*Quoted passage*
# Alternative Generic Charger



## Alejandro (Aug 15, 2018)

Hello!

Ill try to be as short as possible. Im looking for a LP E6 charget that can be: both charged with ac and powerbanks and has output, to use lp e6 as powerbanks too. I saw this one, on ebay:
https://www.ebay.com/itm/PALO-LP-E6...=lp+e6+charger&_from=R40&rt=nc&LH_TitleDesc=0

Would you recommend it? Is it that cheap? Or should i go for the ravpower one?

Thank you so much for your help!


----------



## Mt Spokane Photography (Aug 15, 2018)

Battery chargers that do not talk with Canon batteries are likely to ruin them, and you won't even know it. Canon batteries are "Smart" and tell the charger when they are charged, or when they are overheated. If a 3rd party charger fries those electronics, you lose the protection.

*Raw records*
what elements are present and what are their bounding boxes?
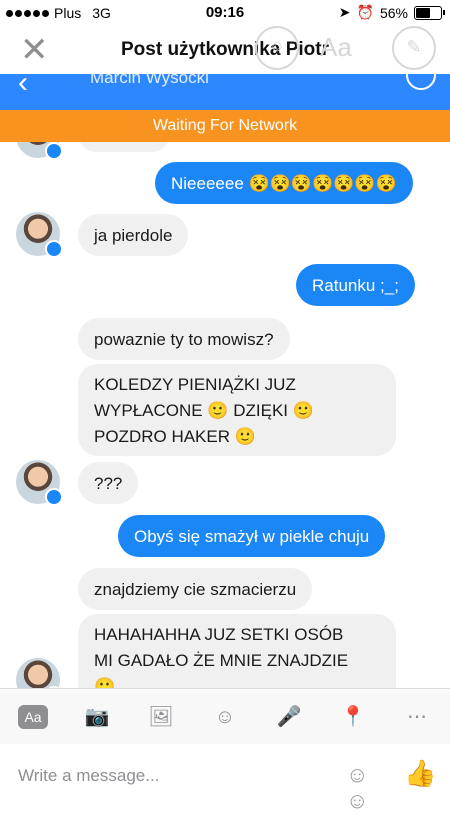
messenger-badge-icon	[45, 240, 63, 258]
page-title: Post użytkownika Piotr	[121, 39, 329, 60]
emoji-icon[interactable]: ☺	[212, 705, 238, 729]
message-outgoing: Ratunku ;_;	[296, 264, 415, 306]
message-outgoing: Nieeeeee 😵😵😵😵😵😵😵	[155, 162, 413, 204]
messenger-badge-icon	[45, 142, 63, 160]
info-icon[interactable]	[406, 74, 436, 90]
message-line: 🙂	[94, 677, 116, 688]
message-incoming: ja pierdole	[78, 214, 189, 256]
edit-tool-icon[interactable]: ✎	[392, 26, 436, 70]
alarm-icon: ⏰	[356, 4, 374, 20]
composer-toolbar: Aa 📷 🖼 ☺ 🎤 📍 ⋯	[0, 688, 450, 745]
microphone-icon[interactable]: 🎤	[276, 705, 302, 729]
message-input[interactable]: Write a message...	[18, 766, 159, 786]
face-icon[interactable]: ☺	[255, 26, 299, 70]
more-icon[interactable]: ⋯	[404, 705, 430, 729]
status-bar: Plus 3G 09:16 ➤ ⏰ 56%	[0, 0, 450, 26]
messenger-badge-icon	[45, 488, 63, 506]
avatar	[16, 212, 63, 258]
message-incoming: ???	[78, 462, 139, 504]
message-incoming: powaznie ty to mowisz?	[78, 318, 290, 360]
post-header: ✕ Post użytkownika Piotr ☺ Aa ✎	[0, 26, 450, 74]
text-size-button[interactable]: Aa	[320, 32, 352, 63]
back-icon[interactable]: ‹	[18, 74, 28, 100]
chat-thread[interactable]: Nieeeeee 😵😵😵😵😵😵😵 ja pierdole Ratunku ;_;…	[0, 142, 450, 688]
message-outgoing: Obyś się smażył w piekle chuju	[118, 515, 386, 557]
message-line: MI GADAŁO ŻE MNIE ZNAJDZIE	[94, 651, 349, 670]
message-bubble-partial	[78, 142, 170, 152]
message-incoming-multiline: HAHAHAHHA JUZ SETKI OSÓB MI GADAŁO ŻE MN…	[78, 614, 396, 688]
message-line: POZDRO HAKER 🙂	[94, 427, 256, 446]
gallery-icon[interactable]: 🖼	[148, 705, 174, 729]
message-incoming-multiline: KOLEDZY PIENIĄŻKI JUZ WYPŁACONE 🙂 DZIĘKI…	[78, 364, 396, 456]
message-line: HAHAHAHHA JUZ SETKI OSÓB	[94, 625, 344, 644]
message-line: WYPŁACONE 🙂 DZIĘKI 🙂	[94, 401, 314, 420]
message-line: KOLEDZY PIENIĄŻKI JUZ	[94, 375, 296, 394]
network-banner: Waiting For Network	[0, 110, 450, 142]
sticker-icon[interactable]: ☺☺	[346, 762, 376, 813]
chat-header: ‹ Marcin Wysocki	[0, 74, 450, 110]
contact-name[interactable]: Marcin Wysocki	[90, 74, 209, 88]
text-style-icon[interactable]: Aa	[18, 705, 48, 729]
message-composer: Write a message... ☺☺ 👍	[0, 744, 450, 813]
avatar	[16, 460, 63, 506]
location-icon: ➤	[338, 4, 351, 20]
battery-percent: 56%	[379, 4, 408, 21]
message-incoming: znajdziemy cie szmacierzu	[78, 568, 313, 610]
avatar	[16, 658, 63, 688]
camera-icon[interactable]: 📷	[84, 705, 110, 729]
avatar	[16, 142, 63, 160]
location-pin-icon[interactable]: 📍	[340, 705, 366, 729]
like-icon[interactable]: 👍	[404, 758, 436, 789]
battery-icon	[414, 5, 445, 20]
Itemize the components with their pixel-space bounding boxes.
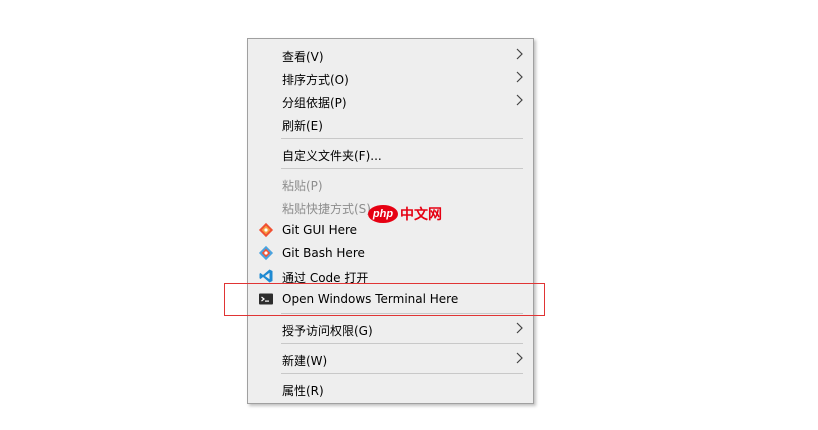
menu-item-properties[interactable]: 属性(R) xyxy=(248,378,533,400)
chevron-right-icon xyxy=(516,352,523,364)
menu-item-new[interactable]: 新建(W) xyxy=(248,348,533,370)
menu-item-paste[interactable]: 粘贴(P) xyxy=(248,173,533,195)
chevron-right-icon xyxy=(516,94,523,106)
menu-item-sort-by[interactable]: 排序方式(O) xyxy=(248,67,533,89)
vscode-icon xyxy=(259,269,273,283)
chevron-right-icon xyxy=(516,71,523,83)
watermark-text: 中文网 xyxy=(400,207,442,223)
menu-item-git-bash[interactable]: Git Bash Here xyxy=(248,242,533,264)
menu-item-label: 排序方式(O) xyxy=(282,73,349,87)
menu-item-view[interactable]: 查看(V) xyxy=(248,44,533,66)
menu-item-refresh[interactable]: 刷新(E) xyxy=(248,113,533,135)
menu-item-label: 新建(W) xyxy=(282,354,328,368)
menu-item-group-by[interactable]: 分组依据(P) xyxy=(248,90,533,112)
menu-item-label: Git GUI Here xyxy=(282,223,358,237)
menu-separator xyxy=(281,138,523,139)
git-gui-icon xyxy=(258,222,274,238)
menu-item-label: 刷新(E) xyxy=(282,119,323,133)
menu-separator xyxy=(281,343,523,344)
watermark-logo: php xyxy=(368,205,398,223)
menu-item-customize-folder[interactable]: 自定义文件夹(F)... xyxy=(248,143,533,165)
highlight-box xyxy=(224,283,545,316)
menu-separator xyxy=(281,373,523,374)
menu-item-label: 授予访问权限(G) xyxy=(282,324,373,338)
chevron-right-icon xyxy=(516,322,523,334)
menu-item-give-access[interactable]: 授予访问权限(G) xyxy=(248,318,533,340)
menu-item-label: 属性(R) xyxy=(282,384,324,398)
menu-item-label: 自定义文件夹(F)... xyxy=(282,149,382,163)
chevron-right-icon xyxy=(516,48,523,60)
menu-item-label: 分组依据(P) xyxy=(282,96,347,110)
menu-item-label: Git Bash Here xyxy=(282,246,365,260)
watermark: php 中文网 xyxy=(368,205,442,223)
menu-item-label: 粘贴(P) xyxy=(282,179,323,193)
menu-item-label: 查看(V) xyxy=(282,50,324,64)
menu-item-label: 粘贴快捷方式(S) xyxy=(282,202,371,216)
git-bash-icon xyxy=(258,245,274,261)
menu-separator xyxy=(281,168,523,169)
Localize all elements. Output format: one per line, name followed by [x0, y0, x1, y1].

* * *

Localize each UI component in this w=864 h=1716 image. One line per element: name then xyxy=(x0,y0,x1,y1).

*Objective*
Can you reproduce the part of the LP-E6 charger thread that begins at the words "## Alejandro (Aug" and stops after "for your help!"?

*Response to the exercise*
## Alejandro (Aug 15, 2018)

Hello!

Ill try to be as short as possible. Im looking for a LP E6 charget that can be: both charged with ac and powerbanks and has output, to use lp e6 as powerbanks too. I saw this one, on ebay:
https://www.ebay.com/itm/PALO-LP-E6...=lp+e6+charger&_from=R40&rt=nc&LH_TitleDesc=0

Would you recommend it? Is it that cheap? Or should i go for the ravpower one?

Thank you so much for your help!